* BEGIN *
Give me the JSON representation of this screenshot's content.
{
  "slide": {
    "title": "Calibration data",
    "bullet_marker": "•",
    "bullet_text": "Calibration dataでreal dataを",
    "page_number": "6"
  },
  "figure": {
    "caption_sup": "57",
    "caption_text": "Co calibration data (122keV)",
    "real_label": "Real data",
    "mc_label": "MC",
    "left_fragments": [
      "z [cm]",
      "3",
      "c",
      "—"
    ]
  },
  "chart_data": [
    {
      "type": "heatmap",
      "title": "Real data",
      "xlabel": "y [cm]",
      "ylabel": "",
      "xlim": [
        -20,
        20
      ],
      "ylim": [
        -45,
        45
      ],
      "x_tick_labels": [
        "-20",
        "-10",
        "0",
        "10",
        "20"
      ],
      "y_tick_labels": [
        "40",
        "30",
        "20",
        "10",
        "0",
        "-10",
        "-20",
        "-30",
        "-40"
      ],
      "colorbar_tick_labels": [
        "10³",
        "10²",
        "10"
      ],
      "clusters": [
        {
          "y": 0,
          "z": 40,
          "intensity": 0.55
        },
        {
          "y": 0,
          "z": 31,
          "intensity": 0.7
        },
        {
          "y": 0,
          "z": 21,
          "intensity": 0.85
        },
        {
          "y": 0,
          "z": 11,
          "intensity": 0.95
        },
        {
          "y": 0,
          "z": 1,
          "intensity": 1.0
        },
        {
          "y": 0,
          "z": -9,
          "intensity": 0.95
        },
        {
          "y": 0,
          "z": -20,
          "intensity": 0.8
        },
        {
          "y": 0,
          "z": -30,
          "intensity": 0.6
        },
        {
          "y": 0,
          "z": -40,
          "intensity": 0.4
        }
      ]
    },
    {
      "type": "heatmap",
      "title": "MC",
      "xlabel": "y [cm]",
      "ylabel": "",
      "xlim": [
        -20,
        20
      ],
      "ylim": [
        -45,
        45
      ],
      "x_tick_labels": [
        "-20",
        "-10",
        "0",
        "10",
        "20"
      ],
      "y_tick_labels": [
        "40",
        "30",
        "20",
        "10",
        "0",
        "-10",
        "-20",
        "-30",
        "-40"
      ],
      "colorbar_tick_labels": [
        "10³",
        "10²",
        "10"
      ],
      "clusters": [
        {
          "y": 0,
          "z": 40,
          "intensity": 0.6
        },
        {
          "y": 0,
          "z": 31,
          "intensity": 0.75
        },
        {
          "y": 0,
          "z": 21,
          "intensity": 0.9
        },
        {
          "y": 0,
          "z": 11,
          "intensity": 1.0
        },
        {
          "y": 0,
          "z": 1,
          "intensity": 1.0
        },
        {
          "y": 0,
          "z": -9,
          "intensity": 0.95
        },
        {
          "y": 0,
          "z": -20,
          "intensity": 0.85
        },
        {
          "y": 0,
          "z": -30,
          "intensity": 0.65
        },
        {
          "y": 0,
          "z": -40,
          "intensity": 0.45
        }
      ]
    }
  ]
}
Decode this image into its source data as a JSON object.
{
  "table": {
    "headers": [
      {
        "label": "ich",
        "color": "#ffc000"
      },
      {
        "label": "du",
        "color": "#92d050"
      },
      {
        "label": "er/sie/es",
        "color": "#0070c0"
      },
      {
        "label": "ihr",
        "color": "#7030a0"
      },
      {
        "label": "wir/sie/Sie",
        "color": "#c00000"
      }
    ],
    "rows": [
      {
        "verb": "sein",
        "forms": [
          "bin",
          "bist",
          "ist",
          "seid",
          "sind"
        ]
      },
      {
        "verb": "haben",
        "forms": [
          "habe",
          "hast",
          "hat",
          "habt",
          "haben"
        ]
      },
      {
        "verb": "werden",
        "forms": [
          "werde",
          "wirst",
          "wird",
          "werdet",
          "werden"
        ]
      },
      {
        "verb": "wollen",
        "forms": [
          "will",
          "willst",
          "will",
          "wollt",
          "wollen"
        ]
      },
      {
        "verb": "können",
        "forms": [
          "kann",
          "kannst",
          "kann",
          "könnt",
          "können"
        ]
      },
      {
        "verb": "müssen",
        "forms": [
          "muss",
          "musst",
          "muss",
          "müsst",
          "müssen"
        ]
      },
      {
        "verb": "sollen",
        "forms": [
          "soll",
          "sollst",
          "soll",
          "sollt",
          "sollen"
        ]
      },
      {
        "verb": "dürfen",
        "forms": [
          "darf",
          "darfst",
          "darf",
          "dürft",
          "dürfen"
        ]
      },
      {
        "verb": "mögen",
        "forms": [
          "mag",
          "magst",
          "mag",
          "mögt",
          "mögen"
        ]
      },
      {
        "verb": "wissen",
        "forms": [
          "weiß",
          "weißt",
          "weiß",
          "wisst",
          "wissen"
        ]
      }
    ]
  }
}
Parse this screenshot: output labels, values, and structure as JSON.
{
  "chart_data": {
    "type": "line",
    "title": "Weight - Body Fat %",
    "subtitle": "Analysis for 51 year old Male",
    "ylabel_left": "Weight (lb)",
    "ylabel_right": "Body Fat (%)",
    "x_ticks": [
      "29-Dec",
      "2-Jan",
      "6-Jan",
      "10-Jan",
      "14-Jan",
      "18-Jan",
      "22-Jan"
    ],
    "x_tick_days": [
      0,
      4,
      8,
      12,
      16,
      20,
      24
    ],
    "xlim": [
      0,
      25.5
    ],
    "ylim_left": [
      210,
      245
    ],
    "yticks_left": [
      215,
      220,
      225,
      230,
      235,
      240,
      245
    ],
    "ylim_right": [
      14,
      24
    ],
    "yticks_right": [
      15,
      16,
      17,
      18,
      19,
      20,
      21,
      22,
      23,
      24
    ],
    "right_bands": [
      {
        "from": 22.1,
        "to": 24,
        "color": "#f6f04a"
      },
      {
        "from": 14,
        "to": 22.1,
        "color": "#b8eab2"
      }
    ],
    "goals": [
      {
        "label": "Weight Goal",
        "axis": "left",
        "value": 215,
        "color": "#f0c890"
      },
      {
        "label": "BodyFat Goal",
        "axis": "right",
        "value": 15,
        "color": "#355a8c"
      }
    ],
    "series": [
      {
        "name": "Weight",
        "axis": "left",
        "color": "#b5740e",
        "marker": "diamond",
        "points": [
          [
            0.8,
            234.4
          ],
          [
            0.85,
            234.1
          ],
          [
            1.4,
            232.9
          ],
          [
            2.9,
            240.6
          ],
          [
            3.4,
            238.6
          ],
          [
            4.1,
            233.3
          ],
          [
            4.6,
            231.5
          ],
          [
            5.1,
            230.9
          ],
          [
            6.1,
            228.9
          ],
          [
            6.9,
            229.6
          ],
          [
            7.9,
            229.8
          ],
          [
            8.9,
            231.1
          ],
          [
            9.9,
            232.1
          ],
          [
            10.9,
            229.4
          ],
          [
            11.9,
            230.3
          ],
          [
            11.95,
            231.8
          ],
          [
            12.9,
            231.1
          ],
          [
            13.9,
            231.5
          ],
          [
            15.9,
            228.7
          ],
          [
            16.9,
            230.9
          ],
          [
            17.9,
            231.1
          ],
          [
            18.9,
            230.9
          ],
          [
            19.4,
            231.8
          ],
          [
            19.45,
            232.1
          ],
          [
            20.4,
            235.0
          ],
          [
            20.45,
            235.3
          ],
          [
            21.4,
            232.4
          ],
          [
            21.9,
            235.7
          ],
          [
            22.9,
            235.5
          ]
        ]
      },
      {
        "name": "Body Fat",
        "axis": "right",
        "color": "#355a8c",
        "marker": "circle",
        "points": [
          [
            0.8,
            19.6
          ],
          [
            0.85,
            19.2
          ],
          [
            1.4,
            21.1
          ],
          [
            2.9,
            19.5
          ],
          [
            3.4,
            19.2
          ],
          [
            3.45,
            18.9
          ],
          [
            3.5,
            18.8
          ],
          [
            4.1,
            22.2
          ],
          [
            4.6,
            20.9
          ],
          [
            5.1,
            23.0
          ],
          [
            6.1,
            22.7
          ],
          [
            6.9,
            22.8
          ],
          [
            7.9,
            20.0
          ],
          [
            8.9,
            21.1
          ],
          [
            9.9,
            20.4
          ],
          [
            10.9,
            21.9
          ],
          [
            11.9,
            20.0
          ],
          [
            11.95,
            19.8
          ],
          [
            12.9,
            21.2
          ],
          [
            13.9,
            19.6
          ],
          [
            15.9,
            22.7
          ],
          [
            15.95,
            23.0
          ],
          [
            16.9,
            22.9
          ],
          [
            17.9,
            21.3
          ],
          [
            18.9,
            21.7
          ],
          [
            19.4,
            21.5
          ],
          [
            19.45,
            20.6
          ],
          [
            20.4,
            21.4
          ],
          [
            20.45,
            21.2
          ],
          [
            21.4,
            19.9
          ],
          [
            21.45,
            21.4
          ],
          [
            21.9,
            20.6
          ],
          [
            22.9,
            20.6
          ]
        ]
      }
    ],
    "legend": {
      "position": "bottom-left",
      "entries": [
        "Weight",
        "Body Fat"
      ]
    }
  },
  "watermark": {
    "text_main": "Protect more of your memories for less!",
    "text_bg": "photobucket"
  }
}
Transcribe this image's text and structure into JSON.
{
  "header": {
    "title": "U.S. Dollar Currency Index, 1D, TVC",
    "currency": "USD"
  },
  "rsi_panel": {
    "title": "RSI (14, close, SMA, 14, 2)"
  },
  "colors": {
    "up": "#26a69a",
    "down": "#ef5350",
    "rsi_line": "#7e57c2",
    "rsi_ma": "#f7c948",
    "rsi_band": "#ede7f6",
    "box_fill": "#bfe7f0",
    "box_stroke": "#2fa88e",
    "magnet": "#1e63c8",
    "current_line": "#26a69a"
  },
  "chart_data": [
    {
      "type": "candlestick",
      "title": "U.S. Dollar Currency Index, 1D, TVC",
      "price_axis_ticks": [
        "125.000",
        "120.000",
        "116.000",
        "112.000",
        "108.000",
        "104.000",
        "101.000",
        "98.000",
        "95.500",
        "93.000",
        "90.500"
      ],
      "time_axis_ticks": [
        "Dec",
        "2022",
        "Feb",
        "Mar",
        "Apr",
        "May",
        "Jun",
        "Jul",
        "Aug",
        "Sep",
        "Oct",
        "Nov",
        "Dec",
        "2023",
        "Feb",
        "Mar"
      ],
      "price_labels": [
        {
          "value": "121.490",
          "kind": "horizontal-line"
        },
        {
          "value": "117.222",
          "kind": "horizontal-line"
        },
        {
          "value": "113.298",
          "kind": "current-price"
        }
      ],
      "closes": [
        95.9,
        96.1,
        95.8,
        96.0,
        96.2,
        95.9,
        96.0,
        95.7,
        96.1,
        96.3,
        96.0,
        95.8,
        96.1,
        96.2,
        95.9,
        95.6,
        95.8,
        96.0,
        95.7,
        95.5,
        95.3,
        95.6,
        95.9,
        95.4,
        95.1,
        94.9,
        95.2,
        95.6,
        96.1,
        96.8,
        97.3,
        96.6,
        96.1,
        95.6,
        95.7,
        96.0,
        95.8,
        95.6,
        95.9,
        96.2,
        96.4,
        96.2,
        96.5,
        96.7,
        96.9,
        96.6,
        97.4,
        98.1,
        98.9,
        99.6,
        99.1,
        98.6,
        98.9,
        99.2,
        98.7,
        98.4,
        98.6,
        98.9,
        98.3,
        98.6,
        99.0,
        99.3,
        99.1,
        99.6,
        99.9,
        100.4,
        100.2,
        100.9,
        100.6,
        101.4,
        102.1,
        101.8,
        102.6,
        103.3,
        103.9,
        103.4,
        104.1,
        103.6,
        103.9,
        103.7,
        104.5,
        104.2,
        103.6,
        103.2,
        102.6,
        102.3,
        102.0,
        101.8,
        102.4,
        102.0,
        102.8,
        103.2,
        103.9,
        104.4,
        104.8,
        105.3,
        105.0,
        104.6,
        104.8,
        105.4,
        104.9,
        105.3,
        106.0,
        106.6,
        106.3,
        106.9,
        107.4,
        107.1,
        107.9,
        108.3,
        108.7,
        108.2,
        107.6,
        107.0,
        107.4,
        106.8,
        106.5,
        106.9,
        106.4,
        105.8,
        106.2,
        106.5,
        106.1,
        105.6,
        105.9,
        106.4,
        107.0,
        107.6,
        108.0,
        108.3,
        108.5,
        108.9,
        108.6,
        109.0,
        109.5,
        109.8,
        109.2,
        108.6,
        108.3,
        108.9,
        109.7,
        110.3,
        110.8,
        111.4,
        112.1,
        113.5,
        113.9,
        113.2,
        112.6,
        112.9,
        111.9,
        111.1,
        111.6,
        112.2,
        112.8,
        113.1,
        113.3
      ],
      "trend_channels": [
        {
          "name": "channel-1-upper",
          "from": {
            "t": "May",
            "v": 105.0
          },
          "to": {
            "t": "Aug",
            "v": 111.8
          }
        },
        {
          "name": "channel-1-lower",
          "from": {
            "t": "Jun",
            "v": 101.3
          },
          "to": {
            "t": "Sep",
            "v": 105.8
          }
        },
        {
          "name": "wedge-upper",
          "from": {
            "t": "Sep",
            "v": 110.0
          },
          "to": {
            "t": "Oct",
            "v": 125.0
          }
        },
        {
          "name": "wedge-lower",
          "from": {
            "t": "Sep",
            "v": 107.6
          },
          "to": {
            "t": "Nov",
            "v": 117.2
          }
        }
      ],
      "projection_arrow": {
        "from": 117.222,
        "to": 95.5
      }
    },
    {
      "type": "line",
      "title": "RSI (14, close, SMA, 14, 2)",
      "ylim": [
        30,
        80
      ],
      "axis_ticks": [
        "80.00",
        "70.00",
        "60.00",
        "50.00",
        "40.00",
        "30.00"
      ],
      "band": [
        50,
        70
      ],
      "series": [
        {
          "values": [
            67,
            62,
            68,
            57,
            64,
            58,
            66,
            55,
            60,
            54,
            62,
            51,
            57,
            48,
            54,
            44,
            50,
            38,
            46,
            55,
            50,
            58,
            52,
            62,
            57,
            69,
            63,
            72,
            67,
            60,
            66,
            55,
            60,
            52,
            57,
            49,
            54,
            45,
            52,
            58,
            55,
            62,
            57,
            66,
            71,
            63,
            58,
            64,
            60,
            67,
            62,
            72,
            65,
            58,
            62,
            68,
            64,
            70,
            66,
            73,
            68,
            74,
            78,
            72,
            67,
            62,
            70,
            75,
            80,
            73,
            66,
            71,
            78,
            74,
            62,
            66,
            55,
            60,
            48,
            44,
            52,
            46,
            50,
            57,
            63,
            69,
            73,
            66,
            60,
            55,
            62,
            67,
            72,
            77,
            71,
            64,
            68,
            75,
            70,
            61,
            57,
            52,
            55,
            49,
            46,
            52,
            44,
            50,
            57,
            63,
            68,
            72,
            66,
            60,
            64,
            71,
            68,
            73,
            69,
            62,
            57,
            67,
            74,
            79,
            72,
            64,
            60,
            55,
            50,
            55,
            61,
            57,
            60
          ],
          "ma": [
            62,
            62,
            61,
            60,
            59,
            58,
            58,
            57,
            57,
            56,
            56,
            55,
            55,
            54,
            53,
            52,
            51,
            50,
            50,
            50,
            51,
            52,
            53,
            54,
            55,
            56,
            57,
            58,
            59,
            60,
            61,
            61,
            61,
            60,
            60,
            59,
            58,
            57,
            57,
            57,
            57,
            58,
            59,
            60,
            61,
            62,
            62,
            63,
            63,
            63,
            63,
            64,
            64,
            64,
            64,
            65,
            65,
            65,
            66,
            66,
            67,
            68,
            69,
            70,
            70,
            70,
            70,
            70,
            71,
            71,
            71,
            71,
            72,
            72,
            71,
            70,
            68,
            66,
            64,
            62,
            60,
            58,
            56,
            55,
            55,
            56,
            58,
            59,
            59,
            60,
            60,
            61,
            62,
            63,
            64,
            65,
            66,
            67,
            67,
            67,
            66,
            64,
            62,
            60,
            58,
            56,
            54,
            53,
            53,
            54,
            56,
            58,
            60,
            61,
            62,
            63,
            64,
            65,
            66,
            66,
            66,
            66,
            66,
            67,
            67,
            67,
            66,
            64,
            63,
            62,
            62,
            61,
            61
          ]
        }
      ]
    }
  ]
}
* END *
Only the number is wanted: count the lines of the records that hold the word "verb".

10